PROVIDED RECORDS:
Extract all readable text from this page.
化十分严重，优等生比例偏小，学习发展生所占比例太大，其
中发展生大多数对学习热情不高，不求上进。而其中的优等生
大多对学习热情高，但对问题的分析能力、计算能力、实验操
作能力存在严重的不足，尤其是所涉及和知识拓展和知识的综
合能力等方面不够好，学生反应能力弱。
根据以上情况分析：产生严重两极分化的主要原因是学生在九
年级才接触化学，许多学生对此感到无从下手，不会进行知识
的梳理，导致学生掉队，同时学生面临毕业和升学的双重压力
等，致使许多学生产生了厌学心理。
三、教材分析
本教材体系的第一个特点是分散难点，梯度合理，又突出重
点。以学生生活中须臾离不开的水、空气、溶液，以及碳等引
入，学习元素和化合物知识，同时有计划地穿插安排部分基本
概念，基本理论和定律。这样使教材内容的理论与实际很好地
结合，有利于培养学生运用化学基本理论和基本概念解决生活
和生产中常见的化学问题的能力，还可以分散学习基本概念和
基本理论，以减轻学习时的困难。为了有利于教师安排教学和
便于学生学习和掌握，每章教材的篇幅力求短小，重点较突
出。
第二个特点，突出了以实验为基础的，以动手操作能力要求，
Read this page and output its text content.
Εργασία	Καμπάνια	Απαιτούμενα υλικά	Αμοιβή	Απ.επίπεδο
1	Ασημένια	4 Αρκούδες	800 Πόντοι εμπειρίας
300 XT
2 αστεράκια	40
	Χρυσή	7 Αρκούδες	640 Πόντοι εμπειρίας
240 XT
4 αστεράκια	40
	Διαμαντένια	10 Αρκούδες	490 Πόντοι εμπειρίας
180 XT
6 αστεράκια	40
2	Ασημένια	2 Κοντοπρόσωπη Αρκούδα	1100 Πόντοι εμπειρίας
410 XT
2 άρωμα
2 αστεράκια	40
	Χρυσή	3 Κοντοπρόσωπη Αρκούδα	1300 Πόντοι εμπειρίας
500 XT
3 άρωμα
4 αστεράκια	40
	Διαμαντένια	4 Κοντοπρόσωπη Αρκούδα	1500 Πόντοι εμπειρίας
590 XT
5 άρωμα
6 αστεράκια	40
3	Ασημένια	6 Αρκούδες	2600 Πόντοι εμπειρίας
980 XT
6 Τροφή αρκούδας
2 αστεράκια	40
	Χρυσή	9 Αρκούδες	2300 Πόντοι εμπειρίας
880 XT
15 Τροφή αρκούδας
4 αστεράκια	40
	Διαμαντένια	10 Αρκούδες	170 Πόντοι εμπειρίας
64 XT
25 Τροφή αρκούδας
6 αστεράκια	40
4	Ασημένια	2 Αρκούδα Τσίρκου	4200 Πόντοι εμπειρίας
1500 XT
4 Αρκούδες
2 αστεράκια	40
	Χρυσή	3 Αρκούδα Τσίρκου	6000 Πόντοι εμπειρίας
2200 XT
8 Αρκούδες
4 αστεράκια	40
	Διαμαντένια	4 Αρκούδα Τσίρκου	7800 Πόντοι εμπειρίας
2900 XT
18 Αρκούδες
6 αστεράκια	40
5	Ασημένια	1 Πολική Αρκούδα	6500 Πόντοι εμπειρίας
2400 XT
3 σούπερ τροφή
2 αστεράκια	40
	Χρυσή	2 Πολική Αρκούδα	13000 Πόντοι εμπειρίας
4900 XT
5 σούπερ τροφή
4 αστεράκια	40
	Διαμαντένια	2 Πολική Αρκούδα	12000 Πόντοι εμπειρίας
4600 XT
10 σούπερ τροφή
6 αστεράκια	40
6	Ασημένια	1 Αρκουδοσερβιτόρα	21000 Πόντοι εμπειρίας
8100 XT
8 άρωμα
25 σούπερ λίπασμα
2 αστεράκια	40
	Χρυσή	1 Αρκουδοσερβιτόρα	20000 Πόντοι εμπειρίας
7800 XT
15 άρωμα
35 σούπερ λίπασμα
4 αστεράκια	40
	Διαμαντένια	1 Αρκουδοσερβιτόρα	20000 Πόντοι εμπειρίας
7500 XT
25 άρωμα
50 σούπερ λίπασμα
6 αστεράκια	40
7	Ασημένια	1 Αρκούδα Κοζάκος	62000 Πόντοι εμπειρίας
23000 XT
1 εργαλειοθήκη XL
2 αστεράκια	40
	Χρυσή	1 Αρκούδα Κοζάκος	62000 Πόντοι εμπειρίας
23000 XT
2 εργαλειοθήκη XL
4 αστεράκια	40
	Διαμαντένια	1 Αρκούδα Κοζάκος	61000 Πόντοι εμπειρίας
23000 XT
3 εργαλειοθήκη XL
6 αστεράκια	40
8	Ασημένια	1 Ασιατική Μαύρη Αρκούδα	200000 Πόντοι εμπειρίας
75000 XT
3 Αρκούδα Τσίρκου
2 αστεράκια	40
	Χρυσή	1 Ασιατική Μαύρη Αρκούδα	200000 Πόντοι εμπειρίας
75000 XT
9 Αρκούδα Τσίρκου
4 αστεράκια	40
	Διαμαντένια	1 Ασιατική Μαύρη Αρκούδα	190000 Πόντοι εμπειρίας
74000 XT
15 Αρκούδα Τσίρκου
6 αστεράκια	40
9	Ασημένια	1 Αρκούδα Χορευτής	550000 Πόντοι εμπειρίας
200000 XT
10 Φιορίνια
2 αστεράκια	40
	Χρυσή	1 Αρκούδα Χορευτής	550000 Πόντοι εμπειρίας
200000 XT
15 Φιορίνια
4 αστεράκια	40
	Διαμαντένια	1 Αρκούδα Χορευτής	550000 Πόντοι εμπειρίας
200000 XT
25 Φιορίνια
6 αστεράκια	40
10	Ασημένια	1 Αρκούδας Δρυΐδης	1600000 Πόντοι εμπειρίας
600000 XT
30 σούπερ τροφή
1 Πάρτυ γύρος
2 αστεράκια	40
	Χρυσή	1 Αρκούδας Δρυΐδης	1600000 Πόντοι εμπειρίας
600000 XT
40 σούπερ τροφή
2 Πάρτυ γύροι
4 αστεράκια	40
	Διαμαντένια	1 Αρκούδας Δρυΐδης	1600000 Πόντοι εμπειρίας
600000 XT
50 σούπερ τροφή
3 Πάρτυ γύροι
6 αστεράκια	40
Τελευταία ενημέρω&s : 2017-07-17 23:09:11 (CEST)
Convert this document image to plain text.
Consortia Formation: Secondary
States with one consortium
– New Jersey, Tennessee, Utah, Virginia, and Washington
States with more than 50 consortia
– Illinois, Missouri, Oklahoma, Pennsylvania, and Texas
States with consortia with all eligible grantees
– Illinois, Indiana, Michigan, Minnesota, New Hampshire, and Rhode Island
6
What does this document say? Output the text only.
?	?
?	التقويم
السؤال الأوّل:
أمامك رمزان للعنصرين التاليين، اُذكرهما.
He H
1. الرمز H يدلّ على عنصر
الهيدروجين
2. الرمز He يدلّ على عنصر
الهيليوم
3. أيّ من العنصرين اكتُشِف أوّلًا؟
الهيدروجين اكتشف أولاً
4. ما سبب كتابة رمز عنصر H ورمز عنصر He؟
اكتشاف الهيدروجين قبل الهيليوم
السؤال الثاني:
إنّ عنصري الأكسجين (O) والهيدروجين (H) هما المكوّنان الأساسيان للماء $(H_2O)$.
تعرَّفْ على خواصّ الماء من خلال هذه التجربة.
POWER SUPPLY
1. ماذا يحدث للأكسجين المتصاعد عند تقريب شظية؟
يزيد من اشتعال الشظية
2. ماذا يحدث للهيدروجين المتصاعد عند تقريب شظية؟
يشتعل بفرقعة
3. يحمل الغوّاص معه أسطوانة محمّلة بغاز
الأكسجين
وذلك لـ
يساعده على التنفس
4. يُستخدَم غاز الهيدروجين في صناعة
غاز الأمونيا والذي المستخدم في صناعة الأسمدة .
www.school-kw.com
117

SHORT EXERCISE: Scan the listing above and copy all lines containing the word "Κοζάκος".

ANSWER TO THIS PROBLEM:
7	Ασημένια	1 Αρκούδα Κοζάκος	62000 Πόντοι εμπειρίας
	Χρυσή	1 Αρκούδα Κοζάκος	62000 Πόντοι εμπειρίας
	Διαμαντένια	1 Αρκούδα Κοζάκος	61000 Πόντοι εμπειρίας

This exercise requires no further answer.